EXERCISE: Check each line of the entries below for the string "this"; copy every line where it appears.
*** AVAILABLE RECORDS
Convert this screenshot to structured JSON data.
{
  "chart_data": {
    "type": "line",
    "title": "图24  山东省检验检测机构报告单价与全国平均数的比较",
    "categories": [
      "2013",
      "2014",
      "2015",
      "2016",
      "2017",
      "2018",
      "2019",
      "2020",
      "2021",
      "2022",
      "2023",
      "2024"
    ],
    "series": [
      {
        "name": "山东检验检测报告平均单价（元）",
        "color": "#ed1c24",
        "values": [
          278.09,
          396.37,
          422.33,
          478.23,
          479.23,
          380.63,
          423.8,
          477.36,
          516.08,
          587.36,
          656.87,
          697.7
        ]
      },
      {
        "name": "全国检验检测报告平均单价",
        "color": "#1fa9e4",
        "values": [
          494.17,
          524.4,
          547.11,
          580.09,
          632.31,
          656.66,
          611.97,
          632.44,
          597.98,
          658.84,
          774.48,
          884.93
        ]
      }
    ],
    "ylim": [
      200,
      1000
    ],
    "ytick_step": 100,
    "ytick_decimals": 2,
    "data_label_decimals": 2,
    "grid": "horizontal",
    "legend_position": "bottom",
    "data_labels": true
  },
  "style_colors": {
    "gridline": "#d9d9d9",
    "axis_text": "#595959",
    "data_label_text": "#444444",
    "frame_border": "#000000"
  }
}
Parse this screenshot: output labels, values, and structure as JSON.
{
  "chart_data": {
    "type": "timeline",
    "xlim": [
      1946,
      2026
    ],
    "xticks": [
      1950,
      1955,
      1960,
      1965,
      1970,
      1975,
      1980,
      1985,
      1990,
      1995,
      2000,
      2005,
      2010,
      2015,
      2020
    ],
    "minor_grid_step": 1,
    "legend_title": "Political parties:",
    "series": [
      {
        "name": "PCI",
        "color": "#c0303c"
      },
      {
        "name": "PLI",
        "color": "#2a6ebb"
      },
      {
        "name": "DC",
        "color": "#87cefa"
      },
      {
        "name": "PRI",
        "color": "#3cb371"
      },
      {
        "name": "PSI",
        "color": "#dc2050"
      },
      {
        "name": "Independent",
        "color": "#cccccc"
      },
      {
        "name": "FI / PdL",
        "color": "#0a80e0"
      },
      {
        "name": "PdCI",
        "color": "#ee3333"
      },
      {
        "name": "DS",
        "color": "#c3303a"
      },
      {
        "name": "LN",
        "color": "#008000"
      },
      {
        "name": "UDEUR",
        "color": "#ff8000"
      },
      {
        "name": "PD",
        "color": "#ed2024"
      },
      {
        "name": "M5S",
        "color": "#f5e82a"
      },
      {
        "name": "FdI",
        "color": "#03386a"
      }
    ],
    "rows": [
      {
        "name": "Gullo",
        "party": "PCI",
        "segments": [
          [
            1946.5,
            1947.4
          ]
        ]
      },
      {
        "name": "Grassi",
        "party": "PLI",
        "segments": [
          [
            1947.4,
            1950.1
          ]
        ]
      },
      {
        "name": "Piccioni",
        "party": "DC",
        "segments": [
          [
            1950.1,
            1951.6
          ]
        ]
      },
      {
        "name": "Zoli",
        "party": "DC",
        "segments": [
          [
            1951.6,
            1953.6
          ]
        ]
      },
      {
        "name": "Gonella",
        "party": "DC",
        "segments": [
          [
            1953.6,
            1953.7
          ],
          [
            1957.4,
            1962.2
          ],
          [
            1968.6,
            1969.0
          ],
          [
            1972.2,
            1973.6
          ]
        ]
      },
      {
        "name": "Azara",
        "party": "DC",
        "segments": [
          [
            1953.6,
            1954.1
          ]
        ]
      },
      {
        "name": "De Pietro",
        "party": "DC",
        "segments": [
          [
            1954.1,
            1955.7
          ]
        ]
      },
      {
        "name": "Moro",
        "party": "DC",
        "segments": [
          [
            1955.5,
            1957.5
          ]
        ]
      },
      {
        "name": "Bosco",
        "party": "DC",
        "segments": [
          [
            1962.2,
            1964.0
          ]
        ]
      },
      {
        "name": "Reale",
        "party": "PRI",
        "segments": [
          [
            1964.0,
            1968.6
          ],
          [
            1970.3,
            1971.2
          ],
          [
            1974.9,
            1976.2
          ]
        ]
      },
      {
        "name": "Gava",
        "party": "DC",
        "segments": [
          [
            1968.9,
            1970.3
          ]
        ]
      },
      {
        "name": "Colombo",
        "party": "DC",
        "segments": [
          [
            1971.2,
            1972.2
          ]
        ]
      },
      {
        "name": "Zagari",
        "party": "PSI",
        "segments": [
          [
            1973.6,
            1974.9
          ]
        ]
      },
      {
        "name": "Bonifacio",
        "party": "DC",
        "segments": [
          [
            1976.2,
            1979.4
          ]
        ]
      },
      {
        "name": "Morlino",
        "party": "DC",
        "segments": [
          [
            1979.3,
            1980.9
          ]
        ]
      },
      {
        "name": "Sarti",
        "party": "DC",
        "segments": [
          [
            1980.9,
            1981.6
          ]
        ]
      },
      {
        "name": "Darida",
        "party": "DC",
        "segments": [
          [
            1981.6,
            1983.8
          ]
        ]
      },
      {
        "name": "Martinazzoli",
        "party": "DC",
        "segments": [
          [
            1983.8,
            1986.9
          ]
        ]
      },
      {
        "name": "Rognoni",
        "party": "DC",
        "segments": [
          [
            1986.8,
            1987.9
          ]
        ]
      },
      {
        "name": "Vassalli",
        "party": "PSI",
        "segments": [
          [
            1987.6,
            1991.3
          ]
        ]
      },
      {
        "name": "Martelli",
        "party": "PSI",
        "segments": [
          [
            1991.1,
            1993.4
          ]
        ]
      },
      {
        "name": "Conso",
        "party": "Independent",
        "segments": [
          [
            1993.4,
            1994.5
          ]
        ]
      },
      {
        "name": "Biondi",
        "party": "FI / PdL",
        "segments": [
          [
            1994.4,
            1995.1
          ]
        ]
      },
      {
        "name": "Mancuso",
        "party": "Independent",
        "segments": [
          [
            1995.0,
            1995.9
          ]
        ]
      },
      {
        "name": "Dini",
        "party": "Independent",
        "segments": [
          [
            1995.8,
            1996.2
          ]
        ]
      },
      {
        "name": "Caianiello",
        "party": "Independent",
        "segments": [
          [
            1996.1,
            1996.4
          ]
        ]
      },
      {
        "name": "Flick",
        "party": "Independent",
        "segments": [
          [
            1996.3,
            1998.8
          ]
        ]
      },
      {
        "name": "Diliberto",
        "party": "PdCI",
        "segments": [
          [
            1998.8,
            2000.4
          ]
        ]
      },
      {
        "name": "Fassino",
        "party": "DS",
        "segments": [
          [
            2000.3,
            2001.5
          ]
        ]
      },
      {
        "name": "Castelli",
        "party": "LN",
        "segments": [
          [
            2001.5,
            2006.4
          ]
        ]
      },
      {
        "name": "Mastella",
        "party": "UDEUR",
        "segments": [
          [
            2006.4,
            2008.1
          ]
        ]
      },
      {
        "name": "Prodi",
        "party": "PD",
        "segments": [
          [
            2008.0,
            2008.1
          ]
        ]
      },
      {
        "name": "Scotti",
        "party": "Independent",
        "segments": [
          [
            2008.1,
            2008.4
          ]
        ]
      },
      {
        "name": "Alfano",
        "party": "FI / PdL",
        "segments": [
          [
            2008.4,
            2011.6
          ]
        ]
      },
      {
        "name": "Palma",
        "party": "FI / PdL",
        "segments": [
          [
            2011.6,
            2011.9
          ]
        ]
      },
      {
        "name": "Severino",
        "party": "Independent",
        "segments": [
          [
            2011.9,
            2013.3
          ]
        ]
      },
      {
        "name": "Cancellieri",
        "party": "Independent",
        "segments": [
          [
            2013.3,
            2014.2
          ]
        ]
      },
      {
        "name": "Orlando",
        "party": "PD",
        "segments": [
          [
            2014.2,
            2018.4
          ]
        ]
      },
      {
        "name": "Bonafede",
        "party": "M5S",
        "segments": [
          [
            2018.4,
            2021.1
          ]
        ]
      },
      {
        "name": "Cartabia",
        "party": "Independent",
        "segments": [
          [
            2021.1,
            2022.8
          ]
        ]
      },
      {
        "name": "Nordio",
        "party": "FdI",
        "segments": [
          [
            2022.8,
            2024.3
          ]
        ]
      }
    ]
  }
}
******
FINAL RESULT:
Convert this screenshot to structured JSON data.
Parse this screenshot: output labels, values, and structure as JSON.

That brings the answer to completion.